Given problem = Identify each line holding the string "type" and copy it.

▬▬▬▬▬▬

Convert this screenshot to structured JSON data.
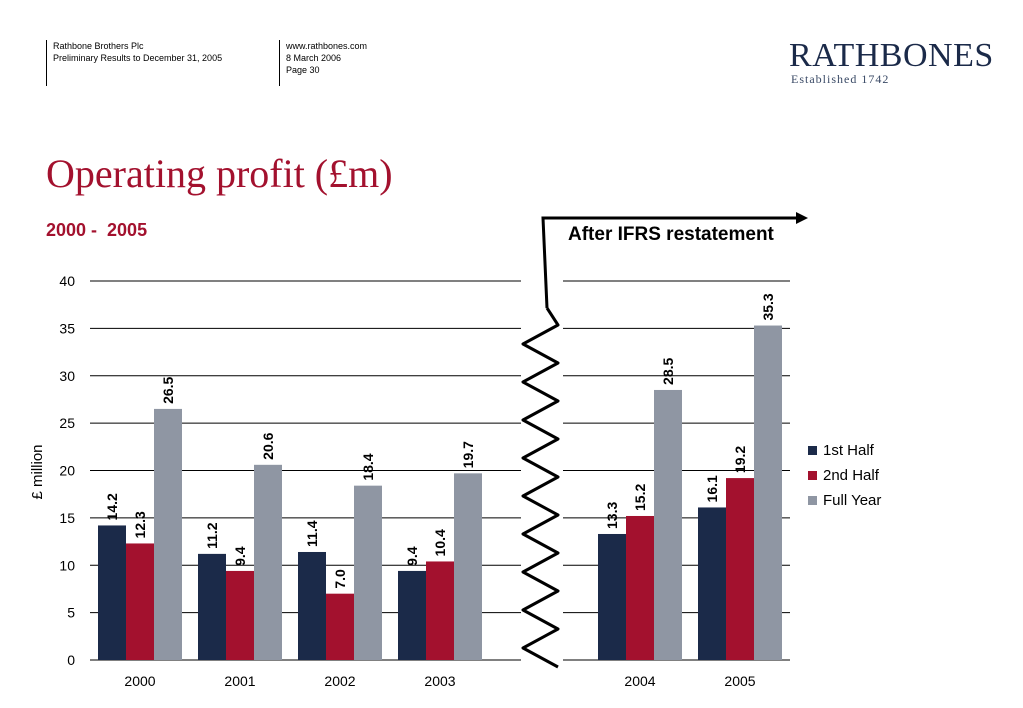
{
  "header": {
    "company": "Rathbone Brothers Plc",
    "document": "Preliminary Results to December 31, 2005",
    "website": "www.rathbones.com",
    "date": "8 March 2006",
    "page": "Page 30",
    "logo_name": "RATHBONES",
    "logo_sub": "Established 1742"
  },
  "slide": {
    "title": "Operating profit (£m)",
    "subtitle": "2000 -  2005",
    "annotation": "After IFRS restatement"
  },
  "colors": {
    "first_half": "#1b2a49",
    "second_half": "#a3112e",
    "full_year": "#8f96a3",
    "title": "#a3112e"
  },
  "chart_data": {
    "type": "bar",
    "ylabel": "£ million",
    "ylim": [
      0,
      40
    ],
    "yticks": [
      0,
      5,
      10,
      15,
      20,
      25,
      30,
      35,
      40
    ],
    "categories": [
      "2000",
      "2001",
      "2002",
      "2003",
      "2004",
      "2005"
    ],
    "series": [
      {
        "name": "1st Half",
        "values": [
          14.2,
          11.2,
          11.4,
          9.4,
          13.3,
          16.1
        ]
      },
      {
        "name": "2nd Half",
        "values": [
          12.3,
          9.4,
          7.0,
          10.4,
          15.2,
          19.2
        ]
      },
      {
        "name": "Full Year",
        "values": [
          26.5,
          20.6,
          18.4,
          19.7,
          28.5,
          35.3
        ]
      }
    ],
    "value_labels": [
      [
        "14.2",
        "11.2",
        "11.4",
        "9.4",
        "13.3",
        "16.1"
      ],
      [
        "12.3",
        "9.4",
        "7.0",
        "10.4",
        "15.2",
        "19.2"
      ],
      [
        "26.5",
        "20.6",
        "18.4",
        "19.7",
        "28.5",
        "35.3"
      ]
    ],
    "grid": true,
    "legend": "right",
    "axis_break_after": "2003"
  }
}
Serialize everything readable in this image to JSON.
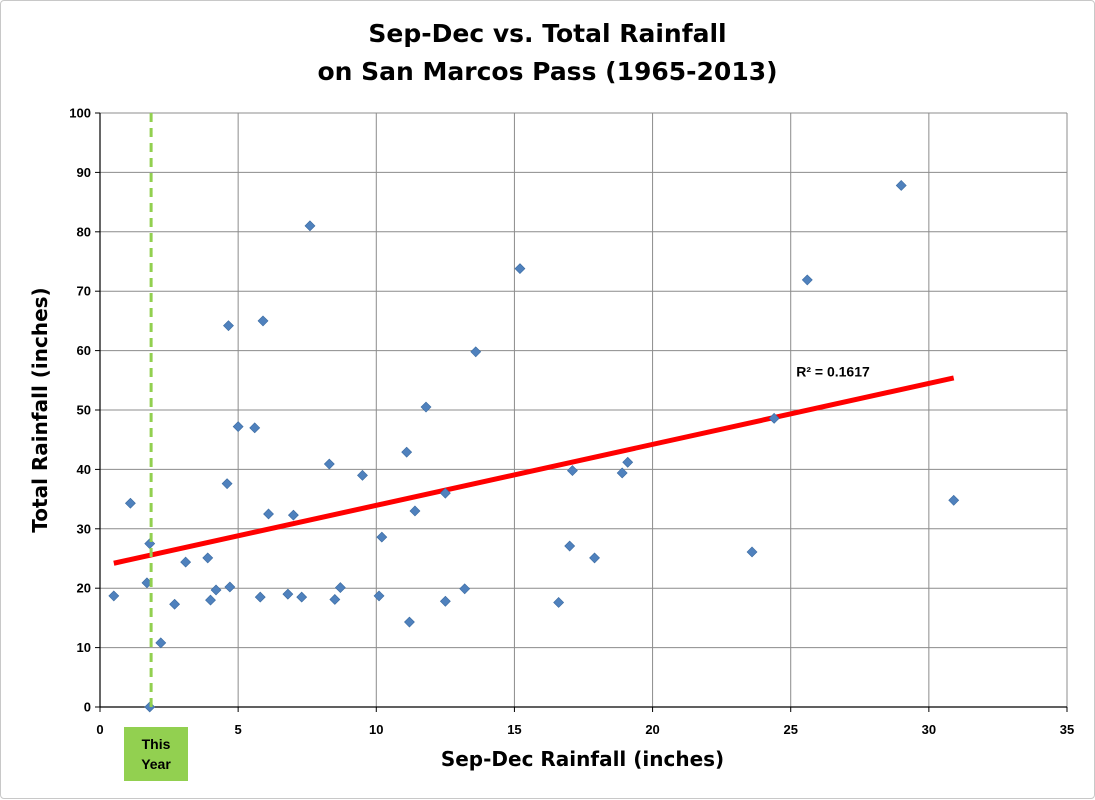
{
  "chart_data": {
    "type": "scatter",
    "title_line1": "Sep-Dec vs. Total Rainfall",
    "title_line2": "on San Marcos Pass (1965-2013)",
    "xlabel": "Sep-Dec Rainfall (inches)",
    "ylabel": "Total Rainfall (inches)",
    "xlim": [
      0,
      35
    ],
    "ylim": [
      0,
      100
    ],
    "x_ticks": [
      0,
      5,
      10,
      15,
      20,
      25,
      30,
      35
    ],
    "y_ticks": [
      0,
      10,
      20,
      30,
      40,
      50,
      60,
      70,
      80,
      90,
      100
    ],
    "grid": true,
    "marker_color": "#4f81bd",
    "points": [
      [
        0.5,
        18.7
      ],
      [
        1.1,
        34.3
      ],
      [
        1.7,
        20.9
      ],
      [
        1.8,
        27.5
      ],
      [
        1.8,
        0.0
      ],
      [
        2.2,
        10.8
      ],
      [
        2.7,
        17.3
      ],
      [
        3.1,
        24.4
      ],
      [
        3.9,
        25.1
      ],
      [
        4.0,
        18.0
      ],
      [
        4.2,
        19.7
      ],
      [
        4.6,
        37.6
      ],
      [
        4.65,
        64.2
      ],
      [
        4.7,
        20.2
      ],
      [
        5.0,
        47.2
      ],
      [
        5.6,
        47.0
      ],
      [
        5.8,
        18.5
      ],
      [
        5.9,
        65.0
      ],
      [
        6.1,
        32.5
      ],
      [
        6.8,
        19.0
      ],
      [
        7.0,
        32.3
      ],
      [
        7.3,
        18.5
      ],
      [
        7.6,
        81.0
      ],
      [
        8.3,
        40.9
      ],
      [
        8.5,
        18.1
      ],
      [
        8.7,
        20.1
      ],
      [
        9.5,
        39.0
      ],
      [
        10.1,
        18.7
      ],
      [
        10.2,
        28.6
      ],
      [
        11.1,
        42.9
      ],
      [
        11.2,
        14.3
      ],
      [
        11.4,
        33.0
      ],
      [
        11.8,
        50.5
      ],
      [
        12.5,
        36.0
      ],
      [
        12.5,
        17.8
      ],
      [
        13.2,
        19.9
      ],
      [
        13.6,
        59.8
      ],
      [
        15.2,
        73.8
      ],
      [
        16.6,
        17.6
      ],
      [
        17.0,
        27.1
      ],
      [
        17.1,
        39.8
      ],
      [
        17.9,
        25.1
      ],
      [
        18.9,
        39.4
      ],
      [
        19.1,
        41.2
      ],
      [
        23.6,
        26.1
      ],
      [
        24.4,
        48.6
      ],
      [
        25.6,
        71.9
      ],
      [
        29.0,
        87.8
      ],
      [
        30.9,
        34.8
      ]
    ],
    "trendline": {
      "color": "#ff0000",
      "start": [
        0.5,
        24.2
      ],
      "end": [
        30.9,
        55.4
      ],
      "label": "R² = 0.1617",
      "label_at": [
        25.2,
        56.5
      ]
    },
    "marker_line": {
      "x": 1.85,
      "color": "#92d050",
      "label_line1": "This",
      "label_line2": "Year"
    }
  }
}
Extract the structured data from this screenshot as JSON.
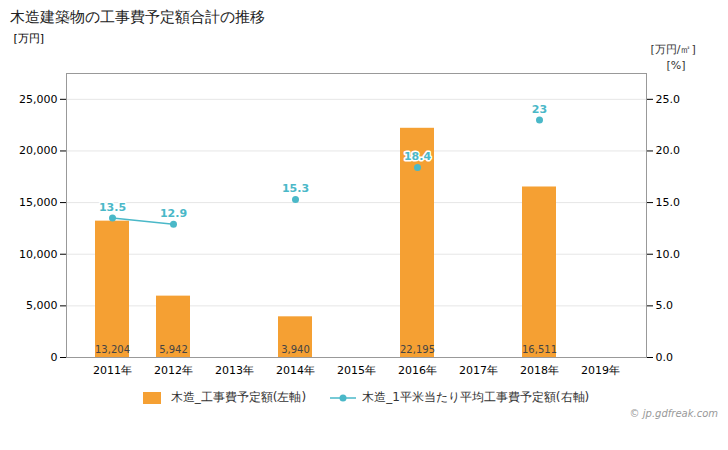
{
  "chart_data": {
    "type": "bar",
    "title": "木造建築物の工事費予定額合計の推移",
    "categories": [
      "2011年",
      "2012年",
      "2013年",
      "2014年",
      "2015年",
      "2016年",
      "2017年",
      "2018年",
      "2019年"
    ],
    "series": [
      {
        "name": "木造_工事費予定額(左軸)",
        "type": "bar",
        "color": "#f5a033",
        "values": [
          13204,
          5942,
          null,
          3940,
          null,
          22195,
          null,
          16511,
          null
        ],
        "value_labels": [
          "13,204",
          "5,942",
          null,
          "3,940",
          null,
          "22,195",
          null,
          "16,511",
          null
        ]
      },
      {
        "name": "木造_1平米当たり平均工事費予定額(右軸)",
        "type": "line",
        "axis": "y2",
        "color": "#4ab8c8",
        "marker": "circle",
        "values": [
          13.5,
          12.9,
          null,
          15.3,
          null,
          18.4,
          null,
          23.0,
          null
        ]
      }
    ],
    "ylabel": "[万円]",
    "y2label": "[万円/㎡]",
    "annotations": [
      "[%]",
      "© jp.gdfreak.com"
    ],
    "ylim": [
      0,
      27500
    ],
    "yticks": [
      0,
      {
        "value": 5000,
        "label": "5,000"
      },
      {
        "value": 10000,
        "label": "10,000"
      },
      {
        "value": 15000,
        "label": "15,000"
      },
      {
        "value": 20000,
        "label": "20,000"
      },
      {
        "value": 25000,
        "label": "25,000"
      }
    ],
    "y2lim": [
      0,
      27.5
    ],
    "y2ticks": [
      {
        "value": 0,
        "label": "0.0"
      },
      {
        "value": 5,
        "label": "5.0"
      },
      {
        "value": 10,
        "label": "10.0"
      },
      {
        "value": 15,
        "label": "15.0"
      },
      {
        "value": 20,
        "label": "20.0"
      },
      {
        "value": 25,
        "label": "25.0"
      }
    ],
    "grid": true,
    "legend": "bottom",
    "data_labels": true
  }
}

▬▬▬▬▬▬

Written answer =
    "type": "bar",
    "type": "scatter",
    "type": "bar",
        "type": "bar",
        "type": "line",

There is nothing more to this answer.